* **Short exercise**: Only the lines holding the string "Nguyễn" are needed. Copy each one.

START Material provided

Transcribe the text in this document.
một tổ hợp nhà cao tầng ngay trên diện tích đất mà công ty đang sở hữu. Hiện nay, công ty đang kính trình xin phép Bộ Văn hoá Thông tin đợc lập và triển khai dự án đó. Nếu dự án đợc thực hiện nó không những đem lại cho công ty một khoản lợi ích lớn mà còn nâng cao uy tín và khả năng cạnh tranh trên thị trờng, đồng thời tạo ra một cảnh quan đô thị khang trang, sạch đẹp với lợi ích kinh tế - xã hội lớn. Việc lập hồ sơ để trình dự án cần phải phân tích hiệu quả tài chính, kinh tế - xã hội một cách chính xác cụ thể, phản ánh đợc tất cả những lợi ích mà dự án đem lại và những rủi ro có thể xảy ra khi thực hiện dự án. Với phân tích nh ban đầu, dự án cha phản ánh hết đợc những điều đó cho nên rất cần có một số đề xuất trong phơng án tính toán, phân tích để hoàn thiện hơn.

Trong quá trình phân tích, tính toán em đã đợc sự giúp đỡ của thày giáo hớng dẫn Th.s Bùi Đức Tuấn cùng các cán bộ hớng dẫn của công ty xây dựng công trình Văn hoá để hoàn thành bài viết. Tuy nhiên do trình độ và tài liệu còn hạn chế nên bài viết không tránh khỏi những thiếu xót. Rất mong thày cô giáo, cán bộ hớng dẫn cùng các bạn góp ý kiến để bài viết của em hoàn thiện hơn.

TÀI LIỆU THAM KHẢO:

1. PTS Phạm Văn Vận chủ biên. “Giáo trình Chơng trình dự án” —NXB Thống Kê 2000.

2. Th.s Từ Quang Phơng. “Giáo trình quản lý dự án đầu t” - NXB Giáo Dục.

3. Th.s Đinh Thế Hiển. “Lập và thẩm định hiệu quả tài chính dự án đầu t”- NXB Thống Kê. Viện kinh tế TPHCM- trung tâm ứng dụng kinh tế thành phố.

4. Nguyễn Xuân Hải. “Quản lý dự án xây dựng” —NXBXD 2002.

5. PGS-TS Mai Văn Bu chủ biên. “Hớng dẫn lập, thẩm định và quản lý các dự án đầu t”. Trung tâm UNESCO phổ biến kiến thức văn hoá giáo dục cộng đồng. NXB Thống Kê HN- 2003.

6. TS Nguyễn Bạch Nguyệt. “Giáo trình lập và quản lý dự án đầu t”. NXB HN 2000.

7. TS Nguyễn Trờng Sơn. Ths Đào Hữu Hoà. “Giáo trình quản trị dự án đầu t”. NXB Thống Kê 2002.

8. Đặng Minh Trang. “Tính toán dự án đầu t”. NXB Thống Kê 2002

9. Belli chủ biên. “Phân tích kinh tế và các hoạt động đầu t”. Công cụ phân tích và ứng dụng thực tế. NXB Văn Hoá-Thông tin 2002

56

END Material provided

* **Completed task**:
4. Nguyễn Xuân Hải. “Quản lý dự án xây dựng” —NXBXD 2002.
6. TS Nguyễn Bạch Nguyệt. “Giáo trình lập và quản lý dự án đầu t”. NXB HN 2000.
7. TS Nguyễn Trờng Sơn. Ths Đào Hữu Hoà. “Giáo trình quản trị dự án đầu t”. NXB Thống Kê 2002.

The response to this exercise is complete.